_What the task requires_. Type out all the records word for word. Any pictures are to be left out.

_Data extract_.
-=-=-

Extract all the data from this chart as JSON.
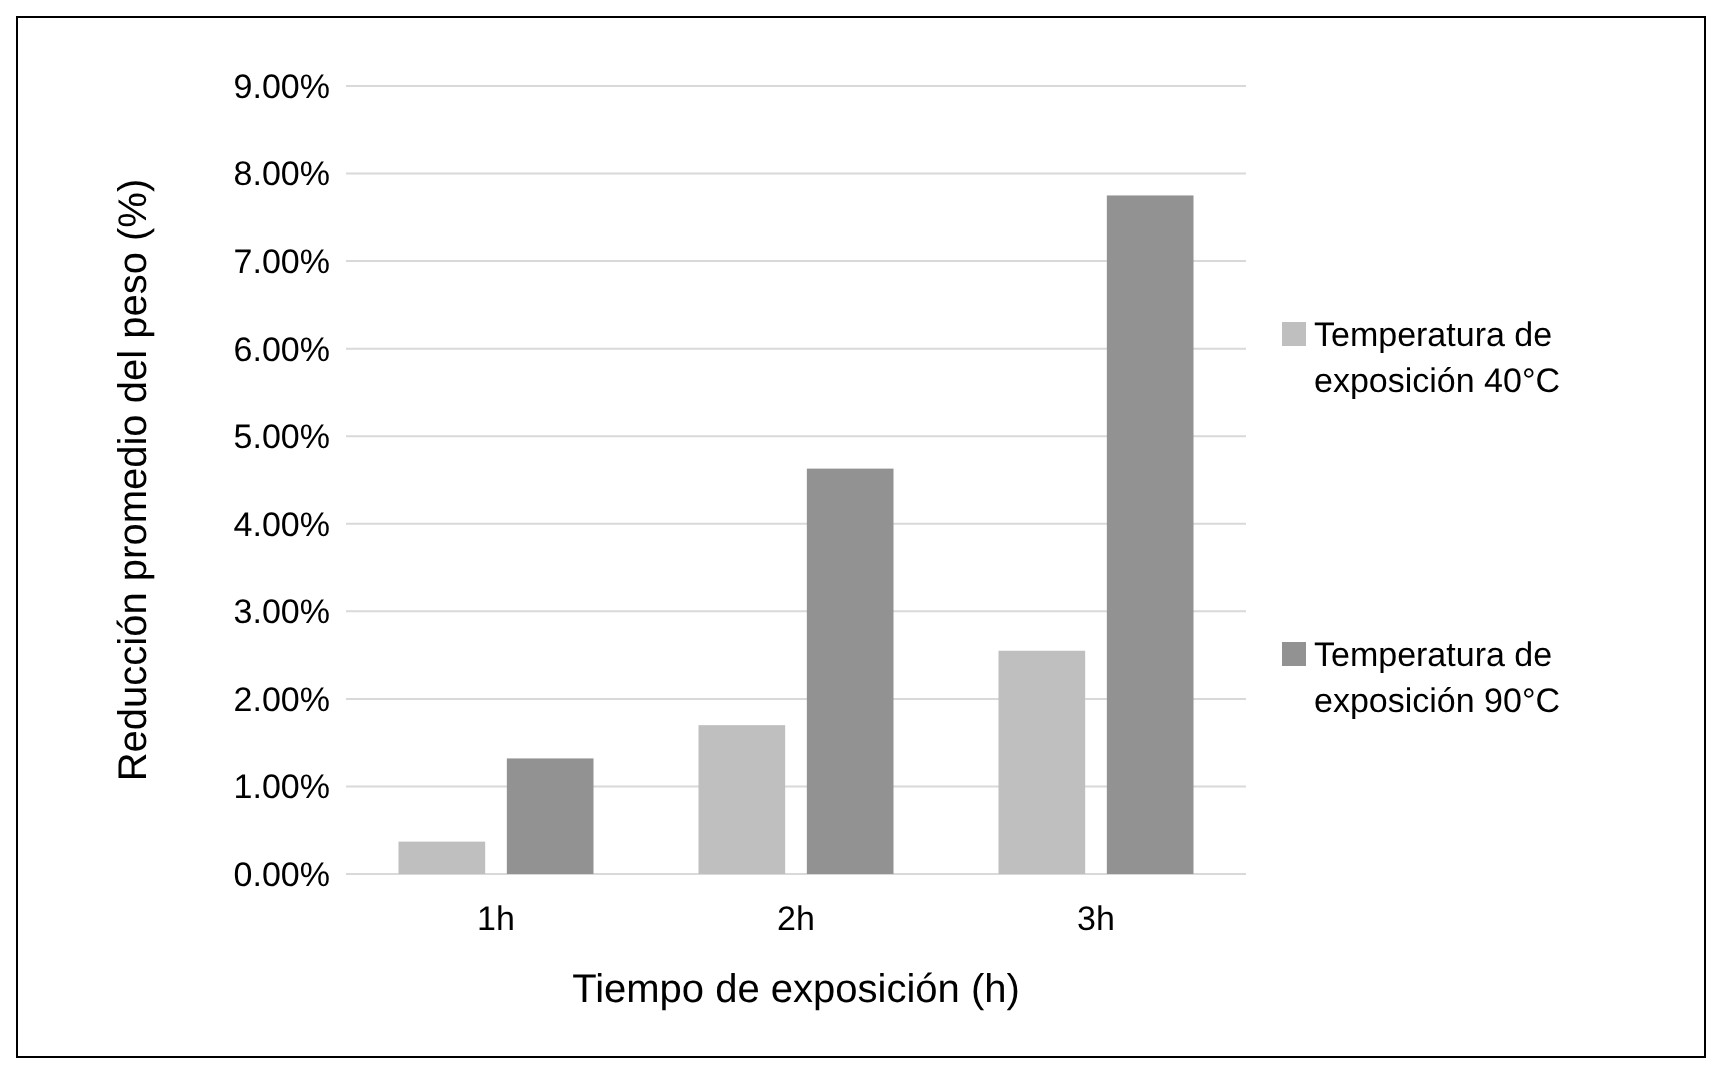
{
  "chart_data": {
    "type": "bar",
    "xlabel": "Tiempo de exposición (h)",
    "ylabel": "Reducción promedio del peso (%)",
    "categories": [
      "1h",
      "2h",
      "3h"
    ],
    "series": [
      {
        "name": "Temperatura de exposición 40°C",
        "color": "#bfbfbf",
        "values": [
          0.37,
          1.7,
          2.55
        ]
      },
      {
        "name": "Temperatura de exposición 90°C",
        "color": "#929292",
        "values": [
          1.32,
          4.63,
          7.75
        ]
      }
    ],
    "ylim": [
      0,
      9
    ],
    "yticks": [
      {
        "value": 0,
        "label": "0.00%"
      },
      {
        "value": 1,
        "label": "1.00%"
      },
      {
        "value": 2,
        "label": "2.00%"
      },
      {
        "value": 3,
        "label": "3.00%"
      },
      {
        "value": 4,
        "label": "4.00%"
      },
      {
        "value": 5,
        "label": "5.00%"
      },
      {
        "value": 6,
        "label": "6.00%"
      },
      {
        "value": 7,
        "label": "7.00%"
      },
      {
        "value": 8,
        "label": "8.00%"
      },
      {
        "value": 9,
        "label": "9.00%"
      }
    ],
    "grid": "y",
    "legend": "right"
  }
}
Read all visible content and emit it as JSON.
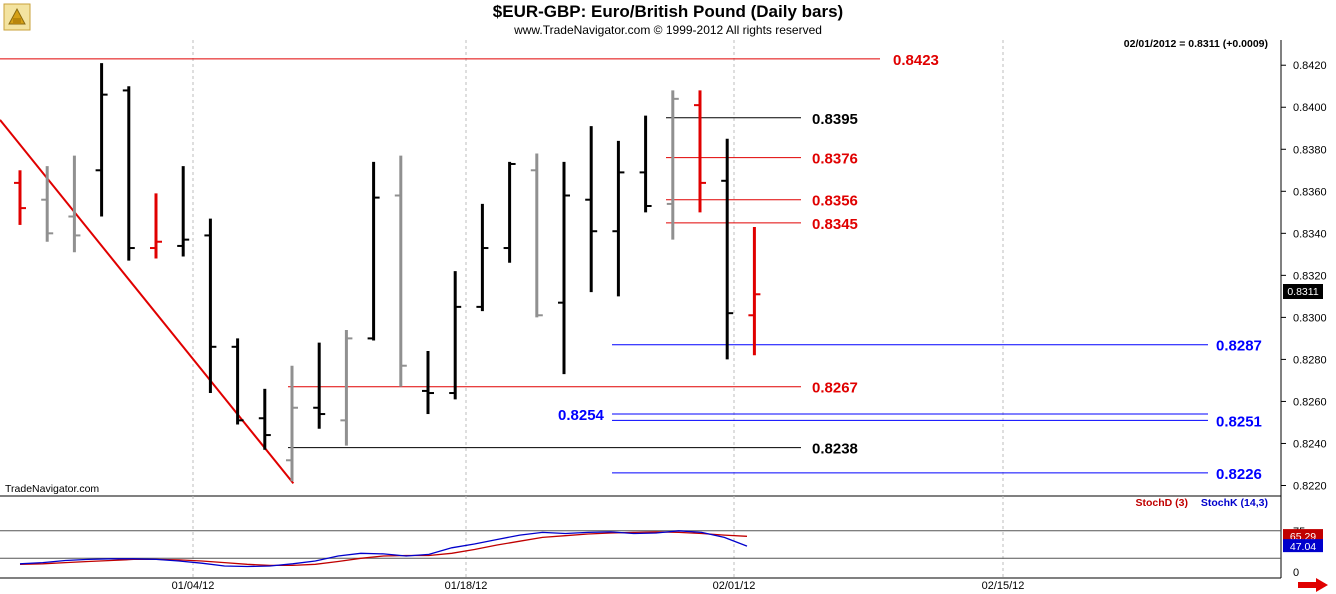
{
  "chart_data": {
    "type": "ohlc",
    "title": "$EUR-GBP:  Euro/British Pound  (Daily bars)",
    "subtitle": "www.TradeNavigator.com © 1999-2012 All rights reserved",
    "readout": "02/01/2012 = 0.8311 (+0.0009)",
    "watermark": "TradeNavigator.com",
    "last_price_label": "0.8311",
    "y_ticks": [
      "0.8420",
      "0.8400",
      "0.8380",
      "0.8360",
      "0.8340",
      "0.8320",
      "0.8300",
      "0.8280",
      "0.8260",
      "0.8240",
      "0.8220"
    ],
    "x_ticks": [
      "01/04/12",
      "01/18/12",
      "02/01/12",
      "02/15/12"
    ],
    "ylim": [
      0.8215,
      0.8432
    ],
    "bars": [
      {
        "high": 0.837,
        "low": 0.8344,
        "open": 0.8364,
        "close": 0.8352,
        "color": "red"
      },
      {
        "high": 0.8372,
        "low": 0.8336,
        "open": 0.8356,
        "close": 0.834,
        "color": "gray"
      },
      {
        "high": 0.8377,
        "low": 0.8331,
        "open": 0.8348,
        "close": 0.8339,
        "color": "gray"
      },
      {
        "high": 0.8421,
        "low": 0.8348,
        "open": 0.837,
        "close": 0.8406,
        "color": "black"
      },
      {
        "high": 0.841,
        "low": 0.8327,
        "open": 0.8408,
        "close": 0.8333,
        "color": "black"
      },
      {
        "high": 0.8359,
        "low": 0.8328,
        "open": 0.8333,
        "close": 0.8336,
        "color": "red"
      },
      {
        "high": 0.8372,
        "low": 0.8329,
        "open": 0.8334,
        "close": 0.8337,
        "color": "black"
      },
      {
        "high": 0.8347,
        "low": 0.8264,
        "open": 0.8339,
        "close": 0.8286,
        "color": "black"
      },
      {
        "high": 0.829,
        "low": 0.8249,
        "open": 0.8286,
        "close": 0.8251,
        "color": "black"
      },
      {
        "high": 0.8266,
        "low": 0.8237,
        "open": 0.8252,
        "close": 0.8244,
        "color": "black"
      },
      {
        "high": 0.8277,
        "low": 0.8222,
        "open": 0.8232,
        "close": 0.8257,
        "color": "gray"
      },
      {
        "high": 0.8288,
        "low": 0.8247,
        "open": 0.8257,
        "close": 0.8254,
        "color": "black"
      },
      {
        "high": 0.8294,
        "low": 0.8239,
        "open": 0.8251,
        "close": 0.829,
        "color": "gray"
      },
      {
        "high": 0.8374,
        "low": 0.8289,
        "open": 0.829,
        "close": 0.8357,
        "color": "black"
      },
      {
        "high": 0.8377,
        "low": 0.8267,
        "open": 0.8358,
        "close": 0.8277,
        "color": "gray"
      },
      {
        "high": 0.8284,
        "low": 0.8254,
        "open": 0.8265,
        "close": 0.8264,
        "color": "black"
      },
      {
        "high": 0.8322,
        "low": 0.8261,
        "open": 0.8264,
        "close": 0.8305,
        "color": "black"
      },
      {
        "high": 0.8354,
        "low": 0.8303,
        "open": 0.8305,
        "close": 0.8333,
        "color": "black"
      },
      {
        "high": 0.8374,
        "low": 0.8326,
        "open": 0.8333,
        "close": 0.8373,
        "color": "black"
      },
      {
        "high": 0.8378,
        "low": 0.83,
        "open": 0.837,
        "close": 0.8301,
        "color": "gray"
      },
      {
        "high": 0.8374,
        "low": 0.8273,
        "open": 0.8307,
        "close": 0.8358,
        "color": "black"
      },
      {
        "high": 0.8391,
        "low": 0.8312,
        "open": 0.8356,
        "close": 0.8341,
        "color": "black"
      },
      {
        "high": 0.8384,
        "low": 0.831,
        "open": 0.8341,
        "close": 0.8369,
        "color": "black"
      },
      {
        "high": 0.8396,
        "low": 0.835,
        "open": 0.8369,
        "close": 0.8353,
        "color": "black"
      },
      {
        "high": 0.8408,
        "low": 0.8337,
        "open": 0.8354,
        "close": 0.8404,
        "color": "gray"
      },
      {
        "high": 0.8408,
        "low": 0.835,
        "open": 0.8401,
        "close": 0.8364,
        "color": "red"
      },
      {
        "high": 0.8385,
        "low": 0.828,
        "open": 0.8365,
        "close": 0.8302,
        "color": "black"
      },
      {
        "high": 0.8343,
        "low": 0.8282,
        "open": 0.8301,
        "close": 0.8311,
        "color": "red"
      }
    ],
    "levels": [
      {
        "value": 0.8423,
        "label": "0.8423",
        "color": "#e00000"
      },
      {
        "value": 0.8395,
        "label": "0.8395",
        "color": "#000000"
      },
      {
        "value": 0.8376,
        "label": "0.8376",
        "color": "#e00000"
      },
      {
        "value": 0.8356,
        "label": "0.8356",
        "color": "#e00000"
      },
      {
        "value": 0.8345,
        "label": "0.8345",
        "color": "#e00000"
      },
      {
        "value": 0.8287,
        "label": "0.8287",
        "color": "#0000ff"
      },
      {
        "value": 0.8267,
        "label": "0.8267",
        "color": "#e00000"
      },
      {
        "value": 0.8254,
        "label": "0.8254",
        "color": "#0000ff"
      },
      {
        "value": 0.8251,
        "label": "0.8251",
        "color": "#0000ff"
      },
      {
        "value": 0.8238,
        "label": "0.8238",
        "color": "#000000"
      },
      {
        "value": 0.8226,
        "label": "0.8226",
        "color": "#0000ff"
      }
    ],
    "trendline": {
      "color": "#e00000"
    },
    "stochastic": {
      "legend_d": "StochD (3)",
      "legend_k": "StochK (14,3)",
      "ylim": [
        0,
        100
      ],
      "y_ticks": [
        "75",
        "0"
      ],
      "label_d": "65.29",
      "label_k": "47.04",
      "d_values": [
        14,
        15,
        17,
        19,
        21,
        23,
        23,
        22,
        20,
        17,
        14,
        12,
        12,
        14,
        19,
        25,
        29,
        30,
        30,
        34,
        41,
        49,
        56,
        63,
        66,
        69,
        71,
        72,
        73,
        72,
        70,
        67,
        65
      ],
      "k_values": [
        15,
        17,
        21,
        23,
        24,
        24,
        23,
        20,
        16,
        11,
        10,
        11,
        15,
        20,
        29,
        34,
        33,
        29,
        32,
        44,
        51,
        59,
        67,
        72,
        70,
        72,
        73,
        70,
        71,
        75,
        72,
        63,
        47
      ]
    },
    "colors": {
      "red": "#e00000",
      "black": "#000000",
      "gray": "#909090",
      "blue": "#0000ff",
      "dark_red": "#c00000"
    }
  }
}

-=-=-

_Output of the task_.
Extract all the data from this chart as JSON.
{
  "chart_data": {
    "type": "bar",
    "xlabel": "Tiempo de exposición (h)",
    "ylabel": "Reducción promedio del peso (%)",
    "categories": [
      "1h",
      "2h",
      "3h"
    ],
    "series": [
      {
        "name": "Temperatura de exposición 40°C",
        "color": "#bfbfbf",
        "values": [
          0.37,
          1.7,
          2.55
        ]
      },
      {
        "name": "Temperatura de exposición 90°C",
        "color": "#929292",
        "values": [
          1.32,
          4.63,
          7.75
        ]
      }
    ],
    "ylim": [
      0,
      9
    ],
    "yticks": [
      {
        "value": 0,
        "label": "0.00%"
      },
      {
        "value": 1,
        "label": "1.00%"
      },
      {
        "value": 2,
        "label": "2.00%"
      },
      {
        "value": 3,
        "label": "3.00%"
      },
      {
        "value": 4,
        "label": "4.00%"
      },
      {
        "value": 5,
        "label": "5.00%"
      },
      {
        "value": 6,
        "label": "6.00%"
      },
      {
        "value": 7,
        "label": "7.00%"
      },
      {
        "value": 8,
        "label": "8.00%"
      },
      {
        "value": 9,
        "label": "9.00%"
      }
    ],
    "grid": "y",
    "legend": "right"
  }
}
Read all visible content and emit it as JSON.
{
  "chart_data": {
    "type": "ohlc",
    "title": "$EUR-GBP:  Euro/British Pound  (Daily bars)",
    "subtitle": "www.TradeNavigator.com © 1999-2012 All rights reserved",
    "readout": "02/01/2012 = 0.8311 (+0.0009)",
    "watermark": "TradeNavigator.com",
    "last_price_label": "0.8311",
    "y_ticks": [
      "0.8420",
      "0.8400",
      "0.8380",
      "0.8360",
      "0.8340",
      "0.8320",
      "0.8300",
      "0.8280",
      "0.8260",
      "0.8240",
      "0.8220"
    ],
    "x_ticks": [
      "01/04/12",
      "01/18/12",
      "02/01/12",
      "02/15/12"
    ],
    "ylim": [
      0.8215,
      0.8432
    ],
    "bars": [
      {
        "high": 0.837,
        "low": 0.8344,
        "open": 0.8364,
        "close": 0.8352,
        "color": "red"
      },
      {
        "high": 0.8372,
        "low": 0.8336,
        "open": 0.8356,
        "close": 0.834,
        "color": "gray"
      },
      {
        "high": 0.8377,
        "low": 0.8331,
        "open": 0.8348,
        "close": 0.8339,
        "color": "gray"
      },
      {
        "high": 0.8421,
        "low": 0.8348,
        "open": 0.837,
        "close": 0.8406,
        "color": "black"
      },
      {
        "high": 0.841,
        "low": 0.8327,
        "open": 0.8408,
        "close": 0.8333,
        "color": "black"
      },
      {
        "high": 0.8359,
        "low": 0.8328,
        "open": 0.8333,
        "close": 0.8336,
        "color": "red"
      },
      {
        "high": 0.8372,
        "low": 0.8329,
        "open": 0.8334,
        "close": 0.8337,
        "color": "black"
      },
      {
        "high": 0.8347,
        "low": 0.8264,
        "open": 0.8339,
        "close": 0.8286,
        "color": "black"
      },
      {
        "high": 0.829,
        "low": 0.8249,
        "open": 0.8286,
        "close": 0.8251,
        "color": "black"
      },
      {
        "high": 0.8266,
        "low": 0.8237,
        "open": 0.8252,
        "close": 0.8244,
        "color": "black"
      },
      {
        "high": 0.8277,
        "low": 0.8222,
        "open": 0.8232,
        "close": 0.8257,
        "color": "gray"
      },
      {
        "high": 0.8288,
        "low": 0.8247,
        "open": 0.8257,
        "close": 0.8254,
        "color": "black"
      },
      {
        "high": 0.8294,
        "low": 0.8239,
        "open": 0.8251,
        "close": 0.829,
        "color": "gray"
      },
      {
        "high": 0.8374,
        "low": 0.8289,
        "open": 0.829,
        "close": 0.8357,
        "color": "black"
      },
      {
        "high": 0.8377,
        "low": 0.8267,
        "open": 0.8358,
        "close": 0.8277,
        "color": "gray"
      },
      {
        "high": 0.8284,
        "low": 0.8254,
        "open": 0.8265,
        "close": 0.8264,
        "color": "black"
      },
      {
        "high": 0.8322,
        "low": 0.8261,
        "open": 0.8264,
        "close": 0.8305,
        "color": "black"
      },
      {
        "high": 0.8354,
        "low": 0.8303,
        "open": 0.8305,
        "close": 0.8333,
        "color": "black"
      },
      {
        "high": 0.8374,
        "low": 0.8326,
        "open": 0.8333,
        "close": 0.8373,
        "color": "black"
      },
      {
        "high": 0.8378,
        "low": 0.83,
        "open": 0.837,
        "close": 0.8301,
        "color": "gray"
      },
      {
        "high": 0.8374,
        "low": 0.8273,
        "open": 0.8307,
        "close": 0.8358,
        "color": "black"
      },
      {
        "high": 0.8391,
        "low": 0.8312,
        "open": 0.8356,
        "close": 0.8341,
        "color": "black"
      },
      {
        "high": 0.8384,
        "low": 0.831,
        "open": 0.8341,
        "close": 0.8369,
        "color": "black"
      },
      {
        "high": 0.8396,
        "low": 0.835,
        "open": 0.8369,
        "close": 0.8353,
        "color": "black"
      },
      {
        "high": 0.8408,
        "low": 0.8337,
        "open": 0.8354,
        "close": 0.8404,
        "color": "gray"
      },
      {
        "high": 0.8408,
        "low": 0.835,
        "open": 0.8401,
        "close": 0.8364,
        "color": "red"
      },
      {
        "high": 0.8385,
        "low": 0.828,
        "open": 0.8365,
        "close": 0.8302,
        "color": "black"
      },
      {
        "high": 0.8343,
        "low": 0.8282,
        "open": 0.8301,
        "close": 0.8311,
        "color": "red"
      }
    ],
    "levels": [
      {
        "value": 0.8423,
        "label": "0.8423",
        "color": "#e00000"
      },
      {
        "value": 0.8395,
        "label": "0.8395",
        "color": "#000000"
      },
      {
        "value": 0.8376,
        "label": "0.8376",
        "color": "#e00000"
      },
      {
        "value": 0.8356,
        "label": "0.8356",
        "color": "#e00000"
      },
      {
        "value": 0.8345,
        "label": "0.8345",
        "color": "#e00000"
      },
      {
        "value": 0.8287,
        "label": "0.8287",
        "color": "#0000ff"
      },
      {
        "value": 0.8267,
        "label": "0.8267",
        "color": "#e00000"
      },
      {
        "value": 0.8254,
        "label": "0.8254",
        "color": "#0000ff"
      },
      {
        "value": 0.8251,
        "label": "0.8251",
        "color": "#0000ff"
      },
      {
        "value": 0.8238,
        "label": "0.8238",
        "color": "#000000"
      },
      {
        "value": 0.8226,
        "label": "0.8226",
        "color": "#0000ff"
      }
    ],
    "trendline": {
      "color": "#e00000"
    },
    "stochastic": {
      "legend_d": "StochD (3)",
      "legend_k": "StochK (14,3)",
      "ylim": [
        0,
        100
      ],
      "y_ticks": [
        "75",
        "0"
      ],
      "label_d": "65.29",
      "label_k": "47.04",
      "d_values": [
        14,
        15,
        17,
        19,
        21,
        23,
        23,
        22,
        20,
        17,
        14,
        12,
        12,
        14,
        19,
        25,
        29,
        30,
        30,
        34,
        41,
        49,
        56,
        63,
        66,
        69,
        71,
        72,
        73,
        72,
        70,
        67,
        65
      ],
      "k_values": [
        15,
        17,
        21,
        23,
        24,
        24,
        23,
        20,
        16,
        11,
        10,
        11,
        15,
        20,
        29,
        34,
        33,
        29,
        32,
        44,
        51,
        59,
        67,
        72,
        70,
        72,
        73,
        70,
        71,
        75,
        72,
        63,
        47
      ]
    },
    "colors": {
      "red": "#e00000",
      "black": "#000000",
      "gray": "#909090",
      "blue": "#0000ff",
      "dark_red": "#c00000"
    }
  }
}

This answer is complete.